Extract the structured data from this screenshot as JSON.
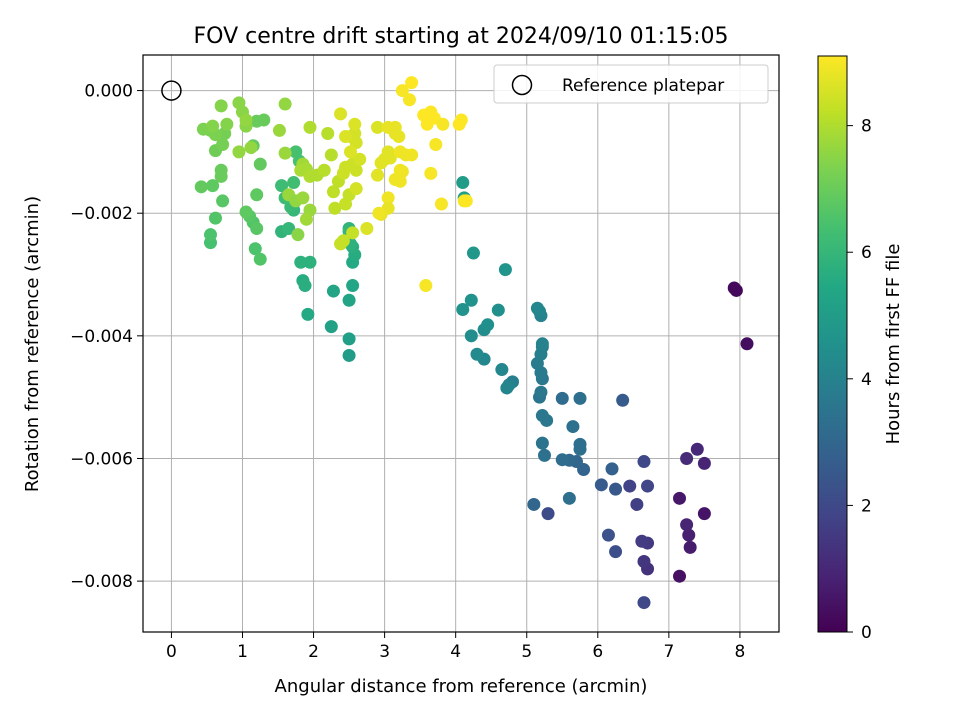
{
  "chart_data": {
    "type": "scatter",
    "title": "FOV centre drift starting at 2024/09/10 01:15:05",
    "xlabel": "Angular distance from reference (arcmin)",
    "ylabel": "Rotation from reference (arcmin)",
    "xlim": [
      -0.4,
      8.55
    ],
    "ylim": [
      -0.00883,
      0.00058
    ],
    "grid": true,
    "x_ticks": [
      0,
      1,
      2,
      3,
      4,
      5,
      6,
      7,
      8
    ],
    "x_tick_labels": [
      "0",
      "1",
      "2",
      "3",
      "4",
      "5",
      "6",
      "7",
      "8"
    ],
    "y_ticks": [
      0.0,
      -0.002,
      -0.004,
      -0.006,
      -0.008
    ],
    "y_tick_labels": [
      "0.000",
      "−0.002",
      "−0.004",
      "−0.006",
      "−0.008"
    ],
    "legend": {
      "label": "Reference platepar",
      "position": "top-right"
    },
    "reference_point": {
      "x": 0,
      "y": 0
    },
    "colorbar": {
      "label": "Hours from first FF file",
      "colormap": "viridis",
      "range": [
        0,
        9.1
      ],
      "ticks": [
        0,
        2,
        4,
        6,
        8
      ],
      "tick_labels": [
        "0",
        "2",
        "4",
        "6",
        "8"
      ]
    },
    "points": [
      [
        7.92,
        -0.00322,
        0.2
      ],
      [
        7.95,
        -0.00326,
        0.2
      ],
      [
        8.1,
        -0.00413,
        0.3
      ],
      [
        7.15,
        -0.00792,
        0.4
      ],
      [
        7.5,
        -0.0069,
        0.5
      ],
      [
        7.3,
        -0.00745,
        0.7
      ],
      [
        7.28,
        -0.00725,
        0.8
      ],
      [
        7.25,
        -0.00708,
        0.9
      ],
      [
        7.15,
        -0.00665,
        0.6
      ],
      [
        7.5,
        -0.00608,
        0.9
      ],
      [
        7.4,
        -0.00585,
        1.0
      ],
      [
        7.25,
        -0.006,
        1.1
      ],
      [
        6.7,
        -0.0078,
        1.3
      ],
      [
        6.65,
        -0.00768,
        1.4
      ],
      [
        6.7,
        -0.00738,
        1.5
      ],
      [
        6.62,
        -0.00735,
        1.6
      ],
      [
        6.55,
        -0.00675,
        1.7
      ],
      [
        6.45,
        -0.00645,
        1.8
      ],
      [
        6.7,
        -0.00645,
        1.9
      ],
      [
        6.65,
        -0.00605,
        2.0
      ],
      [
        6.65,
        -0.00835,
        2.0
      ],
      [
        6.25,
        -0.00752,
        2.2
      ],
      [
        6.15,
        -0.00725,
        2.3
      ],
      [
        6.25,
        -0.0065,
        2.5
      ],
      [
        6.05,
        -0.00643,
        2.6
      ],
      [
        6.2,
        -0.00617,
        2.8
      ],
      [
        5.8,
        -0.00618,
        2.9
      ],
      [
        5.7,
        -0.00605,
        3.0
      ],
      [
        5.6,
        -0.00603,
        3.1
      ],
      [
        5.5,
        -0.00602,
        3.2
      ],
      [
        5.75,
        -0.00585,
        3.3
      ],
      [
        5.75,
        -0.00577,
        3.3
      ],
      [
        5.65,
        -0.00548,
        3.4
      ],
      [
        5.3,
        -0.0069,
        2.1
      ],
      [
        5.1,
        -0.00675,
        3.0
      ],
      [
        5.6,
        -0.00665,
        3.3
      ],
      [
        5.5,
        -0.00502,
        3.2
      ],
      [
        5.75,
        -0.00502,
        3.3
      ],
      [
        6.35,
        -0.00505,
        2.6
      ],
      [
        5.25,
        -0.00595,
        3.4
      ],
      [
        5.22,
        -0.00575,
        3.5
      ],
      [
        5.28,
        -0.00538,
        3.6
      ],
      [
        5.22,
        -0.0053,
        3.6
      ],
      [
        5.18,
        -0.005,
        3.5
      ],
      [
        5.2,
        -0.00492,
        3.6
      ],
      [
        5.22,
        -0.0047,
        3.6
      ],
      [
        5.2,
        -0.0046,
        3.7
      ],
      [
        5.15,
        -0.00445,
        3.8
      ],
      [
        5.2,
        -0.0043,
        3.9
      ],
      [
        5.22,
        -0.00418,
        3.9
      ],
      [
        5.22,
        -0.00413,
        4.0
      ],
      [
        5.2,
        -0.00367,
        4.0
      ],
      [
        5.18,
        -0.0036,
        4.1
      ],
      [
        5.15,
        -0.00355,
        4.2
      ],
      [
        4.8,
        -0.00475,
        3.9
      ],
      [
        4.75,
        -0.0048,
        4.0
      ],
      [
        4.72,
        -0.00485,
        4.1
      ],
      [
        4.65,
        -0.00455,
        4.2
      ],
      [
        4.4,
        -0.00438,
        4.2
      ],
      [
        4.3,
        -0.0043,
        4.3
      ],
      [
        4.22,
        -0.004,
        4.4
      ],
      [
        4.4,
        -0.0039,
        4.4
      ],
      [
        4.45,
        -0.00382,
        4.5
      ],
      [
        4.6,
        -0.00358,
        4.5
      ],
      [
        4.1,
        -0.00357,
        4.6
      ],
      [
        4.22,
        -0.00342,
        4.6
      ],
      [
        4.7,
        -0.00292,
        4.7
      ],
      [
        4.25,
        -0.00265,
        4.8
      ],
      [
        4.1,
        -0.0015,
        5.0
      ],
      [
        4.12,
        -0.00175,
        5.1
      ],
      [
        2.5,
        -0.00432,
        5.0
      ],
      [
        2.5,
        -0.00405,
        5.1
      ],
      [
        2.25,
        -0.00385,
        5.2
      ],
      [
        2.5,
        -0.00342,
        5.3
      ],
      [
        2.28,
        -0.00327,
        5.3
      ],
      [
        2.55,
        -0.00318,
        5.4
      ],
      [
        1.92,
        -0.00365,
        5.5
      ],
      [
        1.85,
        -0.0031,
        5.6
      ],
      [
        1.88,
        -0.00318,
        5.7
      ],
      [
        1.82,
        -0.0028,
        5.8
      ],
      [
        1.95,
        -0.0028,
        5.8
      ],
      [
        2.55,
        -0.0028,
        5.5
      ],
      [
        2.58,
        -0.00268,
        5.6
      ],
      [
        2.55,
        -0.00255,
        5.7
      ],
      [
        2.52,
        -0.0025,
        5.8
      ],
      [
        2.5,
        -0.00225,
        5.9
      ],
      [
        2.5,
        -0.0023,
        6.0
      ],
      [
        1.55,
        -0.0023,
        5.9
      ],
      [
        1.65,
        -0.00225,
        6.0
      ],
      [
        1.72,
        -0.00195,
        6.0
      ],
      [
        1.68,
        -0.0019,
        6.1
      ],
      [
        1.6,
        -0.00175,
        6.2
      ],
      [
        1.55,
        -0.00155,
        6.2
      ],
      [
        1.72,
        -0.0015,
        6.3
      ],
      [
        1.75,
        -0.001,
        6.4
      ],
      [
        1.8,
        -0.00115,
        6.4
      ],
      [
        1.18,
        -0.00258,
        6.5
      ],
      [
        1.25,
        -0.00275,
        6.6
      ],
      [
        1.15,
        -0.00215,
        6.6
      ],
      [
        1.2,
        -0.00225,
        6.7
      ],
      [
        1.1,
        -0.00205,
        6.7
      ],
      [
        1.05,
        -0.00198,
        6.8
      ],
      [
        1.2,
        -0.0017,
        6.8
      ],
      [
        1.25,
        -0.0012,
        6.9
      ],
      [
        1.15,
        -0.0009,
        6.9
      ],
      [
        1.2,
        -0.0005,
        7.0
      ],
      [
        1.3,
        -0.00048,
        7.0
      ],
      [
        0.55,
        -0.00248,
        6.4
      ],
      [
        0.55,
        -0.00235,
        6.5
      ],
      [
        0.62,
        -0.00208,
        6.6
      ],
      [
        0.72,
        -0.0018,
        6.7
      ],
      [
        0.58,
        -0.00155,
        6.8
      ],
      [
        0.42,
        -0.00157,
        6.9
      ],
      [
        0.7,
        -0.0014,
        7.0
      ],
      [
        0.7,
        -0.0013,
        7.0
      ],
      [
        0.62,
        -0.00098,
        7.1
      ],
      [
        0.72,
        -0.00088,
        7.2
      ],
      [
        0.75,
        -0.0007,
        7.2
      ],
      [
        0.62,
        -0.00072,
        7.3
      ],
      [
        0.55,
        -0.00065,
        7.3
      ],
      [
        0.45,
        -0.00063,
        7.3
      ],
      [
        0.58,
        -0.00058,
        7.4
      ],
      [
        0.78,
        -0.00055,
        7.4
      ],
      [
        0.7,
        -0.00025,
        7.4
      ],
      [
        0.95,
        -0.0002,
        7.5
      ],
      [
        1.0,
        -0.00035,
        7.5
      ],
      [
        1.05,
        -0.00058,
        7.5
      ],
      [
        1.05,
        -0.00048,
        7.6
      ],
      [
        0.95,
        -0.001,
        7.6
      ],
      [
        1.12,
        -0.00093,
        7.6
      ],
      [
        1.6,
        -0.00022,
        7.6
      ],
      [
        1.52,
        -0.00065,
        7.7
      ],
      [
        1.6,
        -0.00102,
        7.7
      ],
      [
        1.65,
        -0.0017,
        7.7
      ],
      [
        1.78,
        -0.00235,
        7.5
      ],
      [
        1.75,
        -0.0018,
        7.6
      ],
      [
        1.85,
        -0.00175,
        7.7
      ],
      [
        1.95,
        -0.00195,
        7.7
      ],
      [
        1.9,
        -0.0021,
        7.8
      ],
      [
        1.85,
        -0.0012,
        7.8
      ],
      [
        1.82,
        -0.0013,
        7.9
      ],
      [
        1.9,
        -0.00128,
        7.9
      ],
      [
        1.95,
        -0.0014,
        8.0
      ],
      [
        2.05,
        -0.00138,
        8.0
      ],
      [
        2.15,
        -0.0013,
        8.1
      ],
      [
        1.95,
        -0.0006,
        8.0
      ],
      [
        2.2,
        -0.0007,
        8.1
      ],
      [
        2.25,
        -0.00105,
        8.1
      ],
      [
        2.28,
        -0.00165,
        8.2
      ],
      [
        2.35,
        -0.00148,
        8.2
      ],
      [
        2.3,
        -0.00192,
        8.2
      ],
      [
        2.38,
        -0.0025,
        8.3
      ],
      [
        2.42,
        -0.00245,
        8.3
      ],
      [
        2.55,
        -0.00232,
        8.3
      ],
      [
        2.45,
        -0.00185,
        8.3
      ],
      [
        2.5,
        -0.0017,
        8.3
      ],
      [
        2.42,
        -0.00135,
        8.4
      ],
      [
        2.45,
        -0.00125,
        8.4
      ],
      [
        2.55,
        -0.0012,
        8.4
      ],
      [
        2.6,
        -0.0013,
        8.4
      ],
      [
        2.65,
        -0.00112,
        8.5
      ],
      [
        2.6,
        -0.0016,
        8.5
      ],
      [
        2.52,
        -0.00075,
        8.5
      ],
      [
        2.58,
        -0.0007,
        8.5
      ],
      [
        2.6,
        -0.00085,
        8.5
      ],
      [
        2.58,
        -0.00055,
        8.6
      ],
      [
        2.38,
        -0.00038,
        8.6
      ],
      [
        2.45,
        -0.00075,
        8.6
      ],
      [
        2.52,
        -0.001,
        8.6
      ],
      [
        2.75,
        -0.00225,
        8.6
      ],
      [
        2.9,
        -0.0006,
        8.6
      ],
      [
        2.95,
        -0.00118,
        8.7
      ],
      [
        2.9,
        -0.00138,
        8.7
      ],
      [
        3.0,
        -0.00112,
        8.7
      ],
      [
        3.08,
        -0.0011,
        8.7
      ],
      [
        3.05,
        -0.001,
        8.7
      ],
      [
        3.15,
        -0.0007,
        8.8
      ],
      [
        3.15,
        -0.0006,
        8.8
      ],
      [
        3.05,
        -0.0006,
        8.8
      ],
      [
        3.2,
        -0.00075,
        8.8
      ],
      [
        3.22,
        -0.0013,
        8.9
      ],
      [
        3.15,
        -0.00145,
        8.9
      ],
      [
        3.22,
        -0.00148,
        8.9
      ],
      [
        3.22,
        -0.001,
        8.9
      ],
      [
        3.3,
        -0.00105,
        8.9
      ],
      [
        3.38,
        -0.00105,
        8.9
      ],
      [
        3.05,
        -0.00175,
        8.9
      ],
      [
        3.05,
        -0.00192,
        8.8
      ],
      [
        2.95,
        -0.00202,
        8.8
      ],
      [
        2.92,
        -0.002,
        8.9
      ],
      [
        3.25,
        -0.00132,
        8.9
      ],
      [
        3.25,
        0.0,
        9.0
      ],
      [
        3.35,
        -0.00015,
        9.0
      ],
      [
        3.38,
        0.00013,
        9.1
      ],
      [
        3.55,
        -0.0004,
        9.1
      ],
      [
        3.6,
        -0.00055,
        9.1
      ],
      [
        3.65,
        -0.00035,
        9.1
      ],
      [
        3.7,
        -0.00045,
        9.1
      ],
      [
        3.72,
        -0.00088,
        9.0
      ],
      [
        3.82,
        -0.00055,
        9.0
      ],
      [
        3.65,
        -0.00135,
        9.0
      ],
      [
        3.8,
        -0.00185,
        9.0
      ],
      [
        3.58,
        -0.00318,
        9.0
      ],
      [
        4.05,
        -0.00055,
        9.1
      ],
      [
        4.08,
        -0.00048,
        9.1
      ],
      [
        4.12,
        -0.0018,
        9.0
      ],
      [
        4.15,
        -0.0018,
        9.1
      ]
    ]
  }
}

::::

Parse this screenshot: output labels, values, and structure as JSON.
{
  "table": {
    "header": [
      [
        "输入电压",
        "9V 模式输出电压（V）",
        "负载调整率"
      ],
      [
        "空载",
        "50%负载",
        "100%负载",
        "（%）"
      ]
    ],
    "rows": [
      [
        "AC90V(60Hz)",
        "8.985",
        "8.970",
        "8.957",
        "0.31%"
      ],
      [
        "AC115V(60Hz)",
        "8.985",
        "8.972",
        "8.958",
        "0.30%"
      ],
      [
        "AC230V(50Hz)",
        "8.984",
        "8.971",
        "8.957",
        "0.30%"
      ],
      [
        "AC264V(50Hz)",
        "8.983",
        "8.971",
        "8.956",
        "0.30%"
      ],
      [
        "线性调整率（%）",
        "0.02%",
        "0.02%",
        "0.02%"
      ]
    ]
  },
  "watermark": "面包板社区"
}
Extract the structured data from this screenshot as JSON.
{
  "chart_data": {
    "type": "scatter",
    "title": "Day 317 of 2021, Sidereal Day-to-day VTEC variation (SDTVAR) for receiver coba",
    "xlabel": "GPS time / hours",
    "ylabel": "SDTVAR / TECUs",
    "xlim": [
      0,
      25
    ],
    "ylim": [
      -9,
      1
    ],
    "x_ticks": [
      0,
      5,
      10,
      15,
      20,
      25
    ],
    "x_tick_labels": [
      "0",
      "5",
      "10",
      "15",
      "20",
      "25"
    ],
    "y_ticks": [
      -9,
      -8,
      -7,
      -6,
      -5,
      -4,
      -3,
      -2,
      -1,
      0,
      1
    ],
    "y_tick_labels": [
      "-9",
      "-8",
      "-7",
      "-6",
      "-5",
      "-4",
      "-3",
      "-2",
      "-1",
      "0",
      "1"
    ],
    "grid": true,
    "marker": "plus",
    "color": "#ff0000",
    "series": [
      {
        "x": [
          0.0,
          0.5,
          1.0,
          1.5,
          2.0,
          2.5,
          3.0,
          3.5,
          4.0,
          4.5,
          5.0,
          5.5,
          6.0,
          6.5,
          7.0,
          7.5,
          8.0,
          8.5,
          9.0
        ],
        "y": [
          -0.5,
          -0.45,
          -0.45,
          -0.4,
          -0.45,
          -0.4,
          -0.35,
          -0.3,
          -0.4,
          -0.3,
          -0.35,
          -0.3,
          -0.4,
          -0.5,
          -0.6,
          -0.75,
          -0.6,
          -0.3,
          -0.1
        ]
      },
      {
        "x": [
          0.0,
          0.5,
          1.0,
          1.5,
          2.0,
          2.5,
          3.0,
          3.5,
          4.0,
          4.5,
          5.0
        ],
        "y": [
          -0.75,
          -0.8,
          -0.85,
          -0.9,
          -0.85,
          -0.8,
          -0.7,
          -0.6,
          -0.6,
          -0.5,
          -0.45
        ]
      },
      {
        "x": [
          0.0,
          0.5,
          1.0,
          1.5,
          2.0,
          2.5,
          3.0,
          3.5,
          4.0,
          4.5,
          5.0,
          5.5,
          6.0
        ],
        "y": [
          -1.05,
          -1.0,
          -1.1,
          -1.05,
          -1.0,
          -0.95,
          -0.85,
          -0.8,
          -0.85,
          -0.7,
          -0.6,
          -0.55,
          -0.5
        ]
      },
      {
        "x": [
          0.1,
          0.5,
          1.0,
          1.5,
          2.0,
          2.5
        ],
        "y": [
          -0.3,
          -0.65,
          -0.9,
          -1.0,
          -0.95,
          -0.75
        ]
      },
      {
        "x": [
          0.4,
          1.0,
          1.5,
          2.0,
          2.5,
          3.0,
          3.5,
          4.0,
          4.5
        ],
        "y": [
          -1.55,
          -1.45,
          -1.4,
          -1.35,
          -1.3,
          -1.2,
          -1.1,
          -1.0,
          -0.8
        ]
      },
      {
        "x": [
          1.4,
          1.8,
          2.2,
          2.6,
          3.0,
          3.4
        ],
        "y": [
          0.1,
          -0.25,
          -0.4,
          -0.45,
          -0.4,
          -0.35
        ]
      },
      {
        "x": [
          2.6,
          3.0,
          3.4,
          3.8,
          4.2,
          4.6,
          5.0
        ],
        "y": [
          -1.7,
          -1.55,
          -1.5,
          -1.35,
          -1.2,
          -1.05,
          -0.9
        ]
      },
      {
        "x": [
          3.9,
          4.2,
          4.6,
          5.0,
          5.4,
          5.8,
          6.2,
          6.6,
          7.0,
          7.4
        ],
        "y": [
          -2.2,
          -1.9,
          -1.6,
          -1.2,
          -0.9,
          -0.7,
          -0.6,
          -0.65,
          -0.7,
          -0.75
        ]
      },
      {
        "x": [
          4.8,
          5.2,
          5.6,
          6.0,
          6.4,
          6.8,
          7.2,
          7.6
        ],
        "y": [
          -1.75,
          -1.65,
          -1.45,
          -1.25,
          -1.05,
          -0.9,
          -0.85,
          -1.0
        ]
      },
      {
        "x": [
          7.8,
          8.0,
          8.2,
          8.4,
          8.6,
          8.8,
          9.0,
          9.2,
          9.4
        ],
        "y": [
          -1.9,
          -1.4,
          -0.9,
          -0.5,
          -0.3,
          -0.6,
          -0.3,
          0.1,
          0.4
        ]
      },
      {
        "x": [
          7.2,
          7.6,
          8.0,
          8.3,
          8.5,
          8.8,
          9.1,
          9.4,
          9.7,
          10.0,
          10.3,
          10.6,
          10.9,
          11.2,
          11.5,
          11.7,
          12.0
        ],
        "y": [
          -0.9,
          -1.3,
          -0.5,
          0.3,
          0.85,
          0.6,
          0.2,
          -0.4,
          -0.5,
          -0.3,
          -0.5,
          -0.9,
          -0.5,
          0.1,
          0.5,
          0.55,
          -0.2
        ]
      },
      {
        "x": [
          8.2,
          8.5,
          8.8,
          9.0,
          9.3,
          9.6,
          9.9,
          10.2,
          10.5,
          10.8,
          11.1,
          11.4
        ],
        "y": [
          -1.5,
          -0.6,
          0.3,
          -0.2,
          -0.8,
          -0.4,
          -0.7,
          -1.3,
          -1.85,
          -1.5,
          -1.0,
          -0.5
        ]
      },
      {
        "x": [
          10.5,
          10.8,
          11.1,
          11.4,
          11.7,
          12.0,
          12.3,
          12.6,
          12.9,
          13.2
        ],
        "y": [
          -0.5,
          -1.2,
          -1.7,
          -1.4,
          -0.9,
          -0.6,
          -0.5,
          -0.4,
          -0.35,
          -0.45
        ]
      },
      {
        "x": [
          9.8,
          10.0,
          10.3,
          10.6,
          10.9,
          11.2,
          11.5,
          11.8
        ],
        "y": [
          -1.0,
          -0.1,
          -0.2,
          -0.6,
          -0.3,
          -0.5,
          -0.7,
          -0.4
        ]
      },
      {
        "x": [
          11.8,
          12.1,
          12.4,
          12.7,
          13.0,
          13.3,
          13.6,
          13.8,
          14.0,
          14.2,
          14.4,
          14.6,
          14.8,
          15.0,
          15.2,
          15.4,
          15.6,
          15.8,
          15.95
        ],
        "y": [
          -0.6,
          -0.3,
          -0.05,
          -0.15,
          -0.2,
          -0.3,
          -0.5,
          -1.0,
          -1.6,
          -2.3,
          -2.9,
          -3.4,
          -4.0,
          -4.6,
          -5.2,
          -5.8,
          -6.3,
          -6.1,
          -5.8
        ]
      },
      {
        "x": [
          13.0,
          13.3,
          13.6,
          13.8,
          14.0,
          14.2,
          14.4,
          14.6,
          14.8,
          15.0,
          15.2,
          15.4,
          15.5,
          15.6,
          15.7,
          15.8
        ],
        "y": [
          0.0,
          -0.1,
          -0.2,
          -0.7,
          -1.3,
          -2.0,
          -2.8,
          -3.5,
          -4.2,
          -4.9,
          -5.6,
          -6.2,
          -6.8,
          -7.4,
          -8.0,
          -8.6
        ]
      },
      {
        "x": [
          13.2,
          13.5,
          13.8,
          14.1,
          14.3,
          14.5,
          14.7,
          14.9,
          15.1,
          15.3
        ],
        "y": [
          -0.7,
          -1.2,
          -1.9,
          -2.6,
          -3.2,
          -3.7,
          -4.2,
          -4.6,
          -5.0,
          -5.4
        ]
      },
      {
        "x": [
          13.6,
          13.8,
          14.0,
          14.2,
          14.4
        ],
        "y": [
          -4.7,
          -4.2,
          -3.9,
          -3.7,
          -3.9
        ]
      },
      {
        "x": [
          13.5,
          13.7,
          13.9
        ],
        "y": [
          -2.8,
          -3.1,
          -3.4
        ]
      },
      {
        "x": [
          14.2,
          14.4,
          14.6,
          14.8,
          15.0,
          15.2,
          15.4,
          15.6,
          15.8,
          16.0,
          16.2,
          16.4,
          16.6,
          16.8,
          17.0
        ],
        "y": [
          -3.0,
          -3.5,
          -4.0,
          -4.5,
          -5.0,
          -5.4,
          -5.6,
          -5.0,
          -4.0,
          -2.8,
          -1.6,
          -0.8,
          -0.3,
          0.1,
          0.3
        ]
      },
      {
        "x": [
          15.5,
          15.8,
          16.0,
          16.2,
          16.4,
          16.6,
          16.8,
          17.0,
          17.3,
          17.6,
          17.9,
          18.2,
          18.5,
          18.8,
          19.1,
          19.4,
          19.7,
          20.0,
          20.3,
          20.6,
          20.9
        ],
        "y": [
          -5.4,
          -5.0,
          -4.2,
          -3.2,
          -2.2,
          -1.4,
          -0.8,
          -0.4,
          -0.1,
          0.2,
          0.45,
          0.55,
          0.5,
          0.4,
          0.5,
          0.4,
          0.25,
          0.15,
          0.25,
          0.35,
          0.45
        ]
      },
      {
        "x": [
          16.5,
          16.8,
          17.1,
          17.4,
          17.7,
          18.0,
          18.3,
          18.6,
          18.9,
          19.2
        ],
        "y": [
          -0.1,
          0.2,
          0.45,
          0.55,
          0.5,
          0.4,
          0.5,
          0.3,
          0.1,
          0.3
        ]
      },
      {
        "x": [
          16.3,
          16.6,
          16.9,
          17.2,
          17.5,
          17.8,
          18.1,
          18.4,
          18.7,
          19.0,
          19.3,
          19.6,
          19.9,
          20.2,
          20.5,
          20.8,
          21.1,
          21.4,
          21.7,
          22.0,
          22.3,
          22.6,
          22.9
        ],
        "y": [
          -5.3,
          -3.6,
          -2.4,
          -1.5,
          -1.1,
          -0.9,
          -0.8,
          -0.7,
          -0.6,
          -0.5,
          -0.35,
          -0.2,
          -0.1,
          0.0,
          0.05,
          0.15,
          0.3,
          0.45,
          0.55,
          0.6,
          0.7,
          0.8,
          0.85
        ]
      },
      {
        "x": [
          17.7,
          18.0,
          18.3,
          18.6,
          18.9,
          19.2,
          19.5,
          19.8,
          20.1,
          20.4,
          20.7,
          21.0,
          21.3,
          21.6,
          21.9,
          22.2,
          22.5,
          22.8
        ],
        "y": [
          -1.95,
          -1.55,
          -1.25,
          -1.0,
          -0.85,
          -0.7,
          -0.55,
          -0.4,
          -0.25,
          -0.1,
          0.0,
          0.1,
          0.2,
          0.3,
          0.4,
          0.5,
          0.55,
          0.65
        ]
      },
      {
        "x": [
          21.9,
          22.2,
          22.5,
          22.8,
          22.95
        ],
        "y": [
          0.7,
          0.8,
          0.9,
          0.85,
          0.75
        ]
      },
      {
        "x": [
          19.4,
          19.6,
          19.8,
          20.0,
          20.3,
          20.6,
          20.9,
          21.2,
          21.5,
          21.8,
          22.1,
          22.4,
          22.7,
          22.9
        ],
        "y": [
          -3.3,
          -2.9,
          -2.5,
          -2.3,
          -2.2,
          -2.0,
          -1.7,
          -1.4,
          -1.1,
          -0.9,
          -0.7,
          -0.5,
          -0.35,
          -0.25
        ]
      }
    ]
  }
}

::::

[Written task]: Copy out every line where the word "from" occurs.

[Task solution]:
Extract the structured data from this screenshot as JSON.
    "xlabel": "Angular distance from reference (arcmin)",
    "ylabel": "Rotation from reference (arcmin)",
      "label": "Hours from first FF file",
Extract the structured data from this screenshot as JSON.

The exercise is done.